## ACTIVITY
Every line of the listing should be transcribed exactly, with nothing left out.
[[ DATA SECTION open ]]
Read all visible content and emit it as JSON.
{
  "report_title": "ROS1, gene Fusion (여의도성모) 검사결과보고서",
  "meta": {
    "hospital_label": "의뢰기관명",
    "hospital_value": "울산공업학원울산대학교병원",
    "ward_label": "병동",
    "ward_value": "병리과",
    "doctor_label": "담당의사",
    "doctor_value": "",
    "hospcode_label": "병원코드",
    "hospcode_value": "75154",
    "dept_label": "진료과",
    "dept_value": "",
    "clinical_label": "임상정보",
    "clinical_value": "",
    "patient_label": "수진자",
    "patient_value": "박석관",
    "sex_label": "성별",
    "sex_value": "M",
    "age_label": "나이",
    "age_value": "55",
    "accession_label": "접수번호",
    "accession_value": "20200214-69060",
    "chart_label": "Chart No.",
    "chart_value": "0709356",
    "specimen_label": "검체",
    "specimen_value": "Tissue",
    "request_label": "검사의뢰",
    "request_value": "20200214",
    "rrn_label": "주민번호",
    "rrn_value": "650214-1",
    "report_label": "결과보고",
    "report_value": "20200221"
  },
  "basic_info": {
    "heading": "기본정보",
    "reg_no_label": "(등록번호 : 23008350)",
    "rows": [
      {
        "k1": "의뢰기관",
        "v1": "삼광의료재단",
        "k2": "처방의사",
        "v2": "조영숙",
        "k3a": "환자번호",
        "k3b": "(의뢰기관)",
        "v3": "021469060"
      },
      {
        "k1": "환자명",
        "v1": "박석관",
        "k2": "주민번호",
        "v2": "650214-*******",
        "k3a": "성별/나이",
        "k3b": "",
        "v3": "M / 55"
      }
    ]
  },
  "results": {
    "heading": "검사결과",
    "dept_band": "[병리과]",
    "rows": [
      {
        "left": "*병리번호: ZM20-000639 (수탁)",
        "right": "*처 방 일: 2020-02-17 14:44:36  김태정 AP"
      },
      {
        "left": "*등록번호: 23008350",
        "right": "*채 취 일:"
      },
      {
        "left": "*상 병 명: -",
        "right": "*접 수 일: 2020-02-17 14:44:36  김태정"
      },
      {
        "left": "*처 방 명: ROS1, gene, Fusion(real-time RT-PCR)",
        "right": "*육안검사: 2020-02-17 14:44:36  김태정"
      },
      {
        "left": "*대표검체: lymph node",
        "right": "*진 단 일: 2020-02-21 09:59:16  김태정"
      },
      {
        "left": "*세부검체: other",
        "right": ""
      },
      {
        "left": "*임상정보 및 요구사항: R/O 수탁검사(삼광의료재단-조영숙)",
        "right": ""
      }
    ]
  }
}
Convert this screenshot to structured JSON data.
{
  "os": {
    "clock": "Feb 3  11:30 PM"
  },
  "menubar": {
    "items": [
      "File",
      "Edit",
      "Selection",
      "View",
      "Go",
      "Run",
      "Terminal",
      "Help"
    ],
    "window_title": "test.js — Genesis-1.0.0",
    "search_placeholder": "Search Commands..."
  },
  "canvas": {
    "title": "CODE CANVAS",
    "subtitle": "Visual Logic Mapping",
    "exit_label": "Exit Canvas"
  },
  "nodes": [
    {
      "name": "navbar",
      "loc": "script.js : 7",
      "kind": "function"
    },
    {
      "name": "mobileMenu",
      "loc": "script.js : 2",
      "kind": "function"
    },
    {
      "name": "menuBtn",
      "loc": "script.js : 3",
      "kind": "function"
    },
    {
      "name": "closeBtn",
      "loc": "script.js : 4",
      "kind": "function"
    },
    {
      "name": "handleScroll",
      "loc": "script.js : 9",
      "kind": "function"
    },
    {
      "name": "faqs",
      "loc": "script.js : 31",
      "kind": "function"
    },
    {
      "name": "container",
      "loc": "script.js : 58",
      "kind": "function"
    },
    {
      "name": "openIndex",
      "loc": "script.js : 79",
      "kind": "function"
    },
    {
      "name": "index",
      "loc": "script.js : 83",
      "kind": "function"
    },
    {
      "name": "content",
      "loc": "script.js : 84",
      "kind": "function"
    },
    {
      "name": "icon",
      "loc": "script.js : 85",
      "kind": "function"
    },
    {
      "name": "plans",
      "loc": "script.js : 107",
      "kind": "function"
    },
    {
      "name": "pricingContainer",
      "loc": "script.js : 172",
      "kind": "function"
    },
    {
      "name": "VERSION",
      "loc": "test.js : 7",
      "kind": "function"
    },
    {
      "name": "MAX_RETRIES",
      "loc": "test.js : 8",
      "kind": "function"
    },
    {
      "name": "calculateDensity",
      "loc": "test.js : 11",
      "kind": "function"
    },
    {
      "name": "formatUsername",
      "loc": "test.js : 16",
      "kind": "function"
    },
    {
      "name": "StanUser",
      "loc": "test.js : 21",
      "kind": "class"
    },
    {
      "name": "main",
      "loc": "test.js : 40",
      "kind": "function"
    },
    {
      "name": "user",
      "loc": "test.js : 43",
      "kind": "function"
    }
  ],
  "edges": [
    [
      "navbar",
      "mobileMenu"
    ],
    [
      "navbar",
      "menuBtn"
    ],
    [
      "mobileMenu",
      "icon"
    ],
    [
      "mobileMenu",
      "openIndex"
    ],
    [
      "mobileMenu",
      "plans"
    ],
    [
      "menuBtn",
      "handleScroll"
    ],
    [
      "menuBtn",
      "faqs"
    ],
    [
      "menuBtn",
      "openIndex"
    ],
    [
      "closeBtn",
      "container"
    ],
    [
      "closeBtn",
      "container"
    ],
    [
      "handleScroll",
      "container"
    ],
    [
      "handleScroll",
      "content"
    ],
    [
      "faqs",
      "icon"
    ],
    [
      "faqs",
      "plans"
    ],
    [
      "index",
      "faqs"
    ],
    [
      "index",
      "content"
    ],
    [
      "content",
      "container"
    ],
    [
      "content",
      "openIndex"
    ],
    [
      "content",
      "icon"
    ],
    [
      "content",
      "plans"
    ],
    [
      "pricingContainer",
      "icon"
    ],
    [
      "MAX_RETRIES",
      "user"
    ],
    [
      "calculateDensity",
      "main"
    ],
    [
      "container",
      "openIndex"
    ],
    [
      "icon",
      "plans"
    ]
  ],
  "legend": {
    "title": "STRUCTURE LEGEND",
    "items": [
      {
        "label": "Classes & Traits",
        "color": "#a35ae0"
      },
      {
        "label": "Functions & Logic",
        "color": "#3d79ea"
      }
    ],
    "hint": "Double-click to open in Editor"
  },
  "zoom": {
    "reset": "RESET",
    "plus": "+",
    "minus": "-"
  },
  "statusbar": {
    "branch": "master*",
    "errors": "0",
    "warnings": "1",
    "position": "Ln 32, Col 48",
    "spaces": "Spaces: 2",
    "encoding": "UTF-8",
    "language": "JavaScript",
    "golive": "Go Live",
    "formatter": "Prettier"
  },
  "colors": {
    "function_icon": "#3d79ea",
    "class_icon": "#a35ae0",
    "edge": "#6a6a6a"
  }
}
[[ DATA SECTION closed ]]
## PROBLEM SOLUTION
Read all visible content and emit it as JSON.
{
  "report_title": "ROS1, gene Fusion (여의도성모) 검사결과보고서",
  "meta": {
    "hospital_label": "의뢰기관명",
    "hospital_value": "울산공업학원울산대학교병원",
    "ward_label": "병동",
    "ward_value": "병리과",
    "doctor_label": "담당의사",
    "doctor_value": "",
    "hospcode_label": "병원코드",
    "hospcode_value": "75154",
    "dept_label": "진료과",
    "dept_value": "",
    "clinical_label": "임상정보",
    "clinical_value": "",
    "patient_label": "수진자",
    "patient_value": "박석관",
    "sex_label": "성별",
    "sex_value": "M",
    "age_label": "나이",
    "age_value": "55",
    "accession_label": "접수번호",
    "accession_value": "20200214-69060",
    "chart_label": "Chart No.",
    "chart_value": "0709356",
    "specimen_label": "검체",
    "specimen_value": "Tissue",
    "request_label": "검사의뢰",
    "request_value": "20200214",
    "rrn_label": "주민번호",
    "rrn_value": "650214-1",
    "report_label": "결과보고",
    "report_value": "20200221"
  },
  "basic_info": {
    "heading": "기본정보",
    "reg_no_label": "(등록번호 : 23008350)",
    "rows": [
      {
        "k1": "의뢰기관",
        "v1": "삼광의료재단",
        "k2": "처방의사",
        "v2": "조영숙",
        "k3a": "환자번호",
        "k3b": "(의뢰기관)",
        "v3": "021469060"
      },
      {
        "k1": "환자명",
        "v1": "박석관",
        "k2": "주민번호",
        "v2": "650214-*******",
        "k3a": "성별/나이",
        "k3b": "",
        "v3": "M / 55"
      }
    ]
  },
  "results": {
    "heading": "검사결과",
    "dept_band": "[병리과]",
    "rows": [
      {
        "left": "*병리번호: ZM20-000639 (수탁)",
        "right": "*처 방 일: 2020-02-17 14:44:36  김태정 AP"
      },
      {
        "left": "*등록번호: 23008350",
        "right": "*채 취 일:"
      },
      {
        "left": "*상 병 명: -",
        "right": "*접 수 일: 2020-02-17 14:44:36  김태정"
      },
      {
        "left": "*처 방 명: ROS1, gene, Fusion(real-time RT-PCR)",
        "right": "*육안검사: 2020-02-17 14:44:36  김태정"
      },
      {
        "left": "*대표검체: lymph node",
        "right": "*진 단 일: 2020-02-21 09:59:16  김태정"
      },
      {
        "left": "*세부검체: other",
        "right": ""
      },
      {
        "left": "*임상정보 및 요구사항: R/O 수탁검사(삼광의료재단-조영숙)",
        "right": ""
      }
    ]
  }
}
Convert this screenshot to structured JSON data.
{
  "os": {
    "clock": "Feb 3  11:30 PM"
  },
  "menubar": {
    "items": [
      "File",
      "Edit",
      "Selection",
      "View",
      "Go",
      "Run",
      "Terminal",
      "Help"
    ],
    "window_title": "test.js — Genesis-1.0.0",
    "search_placeholder": "Search Commands..."
  },
  "canvas": {
    "title": "CODE CANVAS",
    "subtitle": "Visual Logic Mapping",
    "exit_label": "Exit Canvas"
  },
  "nodes": [
    {
      "name": "navbar",
      "loc": "script.js : 7",
      "kind": "function"
    },
    {
      "name": "mobileMenu",
      "loc": "script.js : 2",
      "kind": "function"
    },
    {
      "name": "menuBtn",
      "loc": "script.js : 3",
      "kind": "function"
    },
    {
      "name": "closeBtn",
      "loc": "script.js : 4",
      "kind": "function"
    },
    {
      "name": "handleScroll",
      "loc": "script.js : 9",
      "kind": "function"
    },
    {
      "name": "faqs",
      "loc": "script.js : 31",
      "kind": "function"
    },
    {
      "name": "container",
      "loc": "script.js : 58",
      "kind": "function"
    },
    {
      "name": "openIndex",
      "loc": "script.js : 79",
      "kind": "function"
    },
    {
      "name": "index",
      "loc": "script.js : 83",
      "kind": "function"
    },
    {
      "name": "content",
      "loc": "script.js : 84",
      "kind": "function"
    },
    {
      "name": "icon",
      "loc": "script.js : 85",
      "kind": "function"
    },
    {
      "name": "plans",
      "loc": "script.js : 107",
      "kind": "function"
    },
    {
      "name": "pricingContainer",
      "loc": "script.js : 172",
      "kind": "function"
    },
    {
      "name": "VERSION",
      "loc": "test.js : 7",
      "kind": "function"
    },
    {
      "name": "MAX_RETRIES",
      "loc": "test.js : 8",
      "kind": "function"
    },
    {
      "name": "calculateDensity",
      "loc": "test.js : 11",
      "kind": "function"
    },
    {
      "name": "formatUsername",
      "loc": "test.js : 16",
      "kind": "function"
    },
    {
      "name": "StanUser",
      "loc": "test.js : 21",
      "kind": "class"
    },
    {
      "name": "main",
      "loc": "test.js : 40",
      "kind": "function"
    },
    {
      "name": "user",
      "loc": "test.js : 43",
      "kind": "function"
    }
  ],
  "edges": [
    [
      "navbar",
      "mobileMenu"
    ],
    [
      "navbar",
      "menuBtn"
    ],
    [
      "mobileMenu",
      "icon"
    ],
    [
      "mobileMenu",
      "openIndex"
    ],
    [
      "mobileMenu",
      "plans"
    ],
    [
      "menuBtn",
      "handleScroll"
    ],
    [
      "menuBtn",
      "faqs"
    ],
    [
      "menuBtn",
      "openIndex"
    ],
    [
      "closeBtn",
      "container"
    ],
    [
      "closeBtn",
      "container"
    ],
    [
      "handleScroll",
      "container"
    ],
    [
      "handleScroll",
      "content"
    ],
    [
      "faqs",
      "icon"
    ],
    [
      "faqs",
      "plans"
    ],
    [
      "index",
      "faqs"
    ],
    [
      "index",
      "content"
    ],
    [
      "content",
      "container"
    ],
    [
      "content",
      "openIndex"
    ],
    [
      "content",
      "icon"
    ],
    [
      "content",
      "plans"
    ],
    [
      "pricingContainer",
      "icon"
    ],
    [
      "MAX_RETRIES",
      "user"
    ],
    [
      "calculateDensity",
      "main"
    ],
    [
      "container",
      "openIndex"
    ],
    [
      "icon",
      "plans"
    ]
  ],
  "legend": {
    "title": "STRUCTURE LEGEND",
    "items": [
      {
        "label": "Classes & Traits",
        "color": "#a35ae0"
      },
      {
        "label": "Functions & Logic",
        "color": "#3d79ea"
      }
    ],
    "hint": "Double-click to open in Editor"
  },
  "zoom": {
    "reset": "RESET",
    "plus": "+",
    "minus": "-"
  },
  "statusbar": {
    "branch": "master*",
    "errors": "0",
    "warnings": "1",
    "position": "Ln 32, Col 48",
    "spaces": "Spaces: 2",
    "encoding": "UTF-8",
    "language": "JavaScript",
    "golive": "Go Live",
    "formatter": "Prettier"
  },
  "colors": {
    "function_icon": "#3d79ea",
    "class_icon": "#a35ae0",
    "edge": "#6a6a6a"
  }
}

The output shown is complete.